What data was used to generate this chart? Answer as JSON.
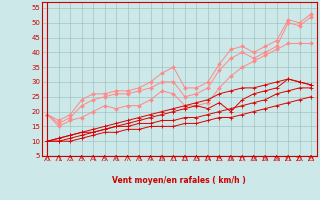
{
  "background_color": "#cce8e8",
  "grid_color": "#99bbbb",
  "xlabel": "Vent moyen/en rafales ( km/h )",
  "xlim": [
    -0.5,
    23.5
  ],
  "ylim": [
    5,
    57
  ],
  "yticks": [
    5,
    10,
    15,
    20,
    25,
    30,
    35,
    40,
    45,
    50,
    55
  ],
  "xticks": [
    0,
    1,
    2,
    3,
    4,
    5,
    6,
    7,
    8,
    9,
    10,
    11,
    12,
    13,
    14,
    15,
    16,
    17,
    18,
    19,
    20,
    21,
    22,
    23
  ],
  "x": [
    0,
    1,
    2,
    3,
    4,
    5,
    6,
    7,
    8,
    9,
    10,
    11,
    12,
    13,
    14,
    15,
    16,
    17,
    18,
    19,
    20,
    21,
    22,
    23
  ],
  "lines_dark": [
    [
      10,
      10,
      10,
      11,
      12,
      13,
      13,
      14,
      14,
      15,
      15,
      15,
      16,
      16,
      17,
      18,
      18,
      19,
      20,
      21,
      22,
      23,
      24,
      25
    ],
    [
      10,
      10,
      11,
      12,
      13,
      14,
      15,
      15,
      16,
      16,
      17,
      17,
      18,
      18,
      19,
      20,
      21,
      22,
      23,
      24,
      26,
      27,
      28,
      28
    ],
    [
      10,
      11,
      12,
      13,
      13,
      14,
      15,
      16,
      17,
      18,
      19,
      20,
      21,
      22,
      21,
      23,
      20,
      24,
      26,
      27,
      28,
      31,
      30,
      29
    ],
    [
      10,
      11,
      12,
      13,
      14,
      15,
      16,
      17,
      18,
      19,
      20,
      21,
      22,
      23,
      24,
      26,
      27,
      28,
      28,
      29,
      30,
      31,
      30,
      29
    ]
  ],
  "lines_light": [
    [
      19,
      15,
      17,
      18,
      20,
      22,
      21,
      22,
      22,
      24,
      27,
      26,
      22,
      22,
      23,
      28,
      32,
      35,
      37,
      39,
      41,
      43,
      43,
      43
    ],
    [
      19,
      16,
      18,
      22,
      24,
      25,
      26,
      26,
      27,
      28,
      30,
      30,
      25,
      26,
      28,
      34,
      38,
      40,
      38,
      40,
      42,
      50,
      49,
      52
    ],
    [
      19,
      17,
      19,
      24,
      26,
      26,
      27,
      27,
      28,
      30,
      33,
      35,
      28,
      28,
      30,
      36,
      41,
      42,
      40,
      42,
      44,
      51,
      50,
      53
    ]
  ],
  "dark_color": "#dd0000",
  "light_color": "#ff8888",
  "marker_dark": "+",
  "marker_light": "D",
  "marker_size_dark": 3,
  "marker_size_light": 2,
  "linewidth": 0.7,
  "ytick_fontsize": 5,
  "xtick_fontsize": 4,
  "xlabel_fontsize": 5.5
}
+ + + + + + +
§ Task details
Keep every word of the data as it is when you write it out, but drop the pictures.

§ Final answer
What data was used to generate this chart? Answer as JSON.
{
  "background_color": "#cce8e8",
  "grid_color": "#99bbbb",
  "xlabel": "Vent moyen/en rafales ( km/h )",
  "xlim": [
    -0.5,
    23.5
  ],
  "ylim": [
    5,
    57
  ],
  "yticks": [
    5,
    10,
    15,
    20,
    25,
    30,
    35,
    40,
    45,
    50,
    55
  ],
  "xticks": [
    0,
    1,
    2,
    3,
    4,
    5,
    6,
    7,
    8,
    9,
    10,
    11,
    12,
    13,
    14,
    15,
    16,
    17,
    18,
    19,
    20,
    21,
    22,
    23
  ],
  "x": [
    0,
    1,
    2,
    3,
    4,
    5,
    6,
    7,
    8,
    9,
    10,
    11,
    12,
    13,
    14,
    15,
    16,
    17,
    18,
    19,
    20,
    21,
    22,
    23
  ],
  "lines_dark": [
    [
      10,
      10,
      10,
      11,
      12,
      13,
      13,
      14,
      14,
      15,
      15,
      15,
      16,
      16,
      17,
      18,
      18,
      19,
      20,
      21,
      22,
      23,
      24,
      25
    ],
    [
      10,
      10,
      11,
      12,
      13,
      14,
      15,
      15,
      16,
      16,
      17,
      17,
      18,
      18,
      19,
      20,
      21,
      22,
      23,
      24,
      26,
      27,
      28,
      28
    ],
    [
      10,
      11,
      12,
      13,
      13,
      14,
      15,
      16,
      17,
      18,
      19,
      20,
      21,
      22,
      21,
      23,
      20,
      24,
      26,
      27,
      28,
      31,
      30,
      29
    ],
    [
      10,
      11,
      12,
      13,
      14,
      15,
      16,
      17,
      18,
      19,
      20,
      21,
      22,
      23,
      24,
      26,
      27,
      28,
      28,
      29,
      30,
      31,
      30,
      29
    ]
  ],
  "lines_light": [
    [
      19,
      15,
      17,
      18,
      20,
      22,
      21,
      22,
      22,
      24,
      27,
      26,
      22,
      22,
      23,
      28,
      32,
      35,
      37,
      39,
      41,
      43,
      43,
      43
    ],
    [
      19,
      16,
      18,
      22,
      24,
      25,
      26,
      26,
      27,
      28,
      30,
      30,
      25,
      26,
      28,
      34,
      38,
      40,
      38,
      40,
      42,
      50,
      49,
      52
    ],
    [
      19,
      17,
      19,
      24,
      26,
      26,
      27,
      27,
      28,
      30,
      33,
      35,
      28,
      28,
      30,
      36,
      41,
      42,
      40,
      42,
      44,
      51,
      50,
      53
    ]
  ],
  "dark_color": "#dd0000",
  "light_color": "#ff8888",
  "marker_dark": "+",
  "marker_light": "D",
  "marker_size_dark": 3,
  "marker_size_light": 2,
  "linewidth": 0.7,
  "ytick_fontsize": 5,
  "xtick_fontsize": 4,
  "xlabel_fontsize": 5.5
}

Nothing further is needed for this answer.